Selected text:
Spotify this afternoon announced two more acquisitions in the podcasts market, this time on both the measurement and analytics side of the business. The company is acquiring the podcast measurement service Podsights and the analytics platform Chartable for undisclosed sums.
Measurement and attribution are still two of the biggest, unsolved challenges for podcast advertisers, Spotify explained, which is what it hopes to address with the Podsights acquisition. Initially, Podsights’ technology will be used to help Spotify’s advertisers more accurately measure the impact and actions driven by their podcast ads. Over time, however, Spotify aims to expand the measurement tools to other ad formats, including audio ads within music, video ads and display ads.
Podsights has 40 full-time employees and all will join Spotify as one integrated unit. Spotify says it has no plans to adjust that team at this time.
Chartable, meanwhile, will be another addition to Spotify’s Megaphone, which was recently beefed up with a deal for a comapny called Whooshkaa, which allows radio broadcasters to convert their programming into podcasts. Chartable will integrate its audience insights and its promotional tools, SmartLinks and SmartPromos, with Megaphone so podcasters can learn more about their listener base and grow their business.
After Chartable is fully integrated into Megaphone, Spotify will deprecate the standalone Chartable platform. Until then, however, it will remain available to both new and existing publisher and advertiser clients.

Dataset entries:

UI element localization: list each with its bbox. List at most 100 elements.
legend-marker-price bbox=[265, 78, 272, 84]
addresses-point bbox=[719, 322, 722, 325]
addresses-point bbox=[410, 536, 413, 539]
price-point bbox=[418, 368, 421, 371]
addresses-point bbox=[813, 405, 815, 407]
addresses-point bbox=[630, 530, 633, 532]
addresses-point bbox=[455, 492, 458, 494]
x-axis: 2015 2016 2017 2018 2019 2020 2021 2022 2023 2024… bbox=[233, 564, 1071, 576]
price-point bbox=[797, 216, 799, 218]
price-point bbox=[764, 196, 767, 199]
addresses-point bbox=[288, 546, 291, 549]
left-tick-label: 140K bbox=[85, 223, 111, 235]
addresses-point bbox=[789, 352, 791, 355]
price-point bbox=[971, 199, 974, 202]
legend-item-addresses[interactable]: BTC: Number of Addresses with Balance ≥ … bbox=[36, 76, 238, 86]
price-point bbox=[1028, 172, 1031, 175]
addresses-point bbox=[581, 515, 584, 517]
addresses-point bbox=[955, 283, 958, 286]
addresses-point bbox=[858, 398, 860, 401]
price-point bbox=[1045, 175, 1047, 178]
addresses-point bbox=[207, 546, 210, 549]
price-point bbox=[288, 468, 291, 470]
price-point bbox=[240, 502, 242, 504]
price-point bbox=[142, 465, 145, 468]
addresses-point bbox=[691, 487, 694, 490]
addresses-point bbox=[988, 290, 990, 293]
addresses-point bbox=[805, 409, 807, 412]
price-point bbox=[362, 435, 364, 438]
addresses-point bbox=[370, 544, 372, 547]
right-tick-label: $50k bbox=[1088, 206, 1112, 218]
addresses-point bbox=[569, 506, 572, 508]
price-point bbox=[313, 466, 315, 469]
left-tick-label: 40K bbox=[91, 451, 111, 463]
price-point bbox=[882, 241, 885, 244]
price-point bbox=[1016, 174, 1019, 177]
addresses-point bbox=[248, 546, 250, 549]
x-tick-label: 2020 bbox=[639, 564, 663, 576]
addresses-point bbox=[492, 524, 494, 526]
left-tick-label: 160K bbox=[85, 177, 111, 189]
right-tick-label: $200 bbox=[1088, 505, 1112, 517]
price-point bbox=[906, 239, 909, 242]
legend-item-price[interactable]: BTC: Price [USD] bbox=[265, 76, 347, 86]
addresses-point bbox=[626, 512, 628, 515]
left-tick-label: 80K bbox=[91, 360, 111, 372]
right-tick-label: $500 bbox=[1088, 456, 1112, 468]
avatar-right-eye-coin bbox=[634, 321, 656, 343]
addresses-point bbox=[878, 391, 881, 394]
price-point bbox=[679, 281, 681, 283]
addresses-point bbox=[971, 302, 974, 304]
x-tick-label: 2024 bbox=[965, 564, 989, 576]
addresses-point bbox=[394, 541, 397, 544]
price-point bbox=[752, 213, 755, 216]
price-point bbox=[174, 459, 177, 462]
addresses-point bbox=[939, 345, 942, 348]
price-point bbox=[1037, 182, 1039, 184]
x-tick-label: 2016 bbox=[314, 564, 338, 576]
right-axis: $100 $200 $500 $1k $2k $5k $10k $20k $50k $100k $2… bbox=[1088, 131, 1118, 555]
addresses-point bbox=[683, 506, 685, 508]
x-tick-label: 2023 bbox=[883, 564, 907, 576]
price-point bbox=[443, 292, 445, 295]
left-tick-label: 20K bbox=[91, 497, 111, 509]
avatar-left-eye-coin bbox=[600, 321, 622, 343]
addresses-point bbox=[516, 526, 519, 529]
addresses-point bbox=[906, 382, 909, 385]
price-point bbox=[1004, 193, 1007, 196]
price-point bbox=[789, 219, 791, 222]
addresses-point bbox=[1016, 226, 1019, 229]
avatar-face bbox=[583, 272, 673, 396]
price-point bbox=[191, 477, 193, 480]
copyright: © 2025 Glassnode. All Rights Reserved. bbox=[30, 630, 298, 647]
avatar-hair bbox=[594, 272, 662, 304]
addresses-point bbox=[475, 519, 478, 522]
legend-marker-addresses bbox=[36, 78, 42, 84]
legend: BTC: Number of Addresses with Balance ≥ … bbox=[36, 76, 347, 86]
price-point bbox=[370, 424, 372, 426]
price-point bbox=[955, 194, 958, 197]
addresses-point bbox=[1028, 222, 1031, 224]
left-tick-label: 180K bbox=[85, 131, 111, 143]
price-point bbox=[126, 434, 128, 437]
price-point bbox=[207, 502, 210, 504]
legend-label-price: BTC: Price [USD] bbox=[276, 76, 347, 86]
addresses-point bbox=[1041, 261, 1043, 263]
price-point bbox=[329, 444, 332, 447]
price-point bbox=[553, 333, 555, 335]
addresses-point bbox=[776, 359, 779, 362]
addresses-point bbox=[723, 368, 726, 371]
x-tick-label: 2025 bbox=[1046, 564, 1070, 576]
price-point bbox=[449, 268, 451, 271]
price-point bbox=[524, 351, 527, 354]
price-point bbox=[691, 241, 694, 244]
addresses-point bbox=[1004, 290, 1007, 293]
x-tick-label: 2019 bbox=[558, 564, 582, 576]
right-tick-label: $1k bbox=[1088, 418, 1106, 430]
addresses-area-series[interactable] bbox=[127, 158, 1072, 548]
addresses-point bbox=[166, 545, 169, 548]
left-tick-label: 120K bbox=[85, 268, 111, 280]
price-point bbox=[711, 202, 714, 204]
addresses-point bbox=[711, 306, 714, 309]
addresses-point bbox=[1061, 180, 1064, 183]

Instructions for the task: Copy out the entire text about Spotify buying Podsights and Chartable word for word.

Your response:
Spotify this afternoon announced two more acquisitions in the podcasts market, this time on both the measurement and analytics side of the business. The company is acquiring the podcast measurement service Podsights and the analytics platform Chartable for undisclosed sums.
Measurement and attribution are still two of the biggest, unsolved challenges for podcast advertisers, Spotify explained, which is what it hopes to address with the Podsights acquisition. Initially, Podsights’ technology will be used to help Spotify’s advertisers more accurately measure the impact and actions driven by their podcast ads. Over time, however, Spotify aims to expand the measurement tools to other ad formats, including audio ads within music, video ads and display ads.
Podsights has 40 full-time employees and all will join Spotify as one integrated unit. Spotify says it has no plans to adjust that team at this time.
Chartable, meanwhile, will be another addition to Spotify’s Megaphone, which was recently beefed up with a deal for a comapny called Whooshkaa, which allows radio broadcasters to convert their programming into podcasts. Chartable will integrate its audience insights and its promotional tools, SmartLinks and SmartPromos, with Megaphone so podcasters can learn more about their listener base and grow their business.
After Chartable is fully integrated into Megaphone, Spotify will deprecate the standalone Chartable platform. Until then, however, it will remain available to both new and existing publisher and advertiser clients.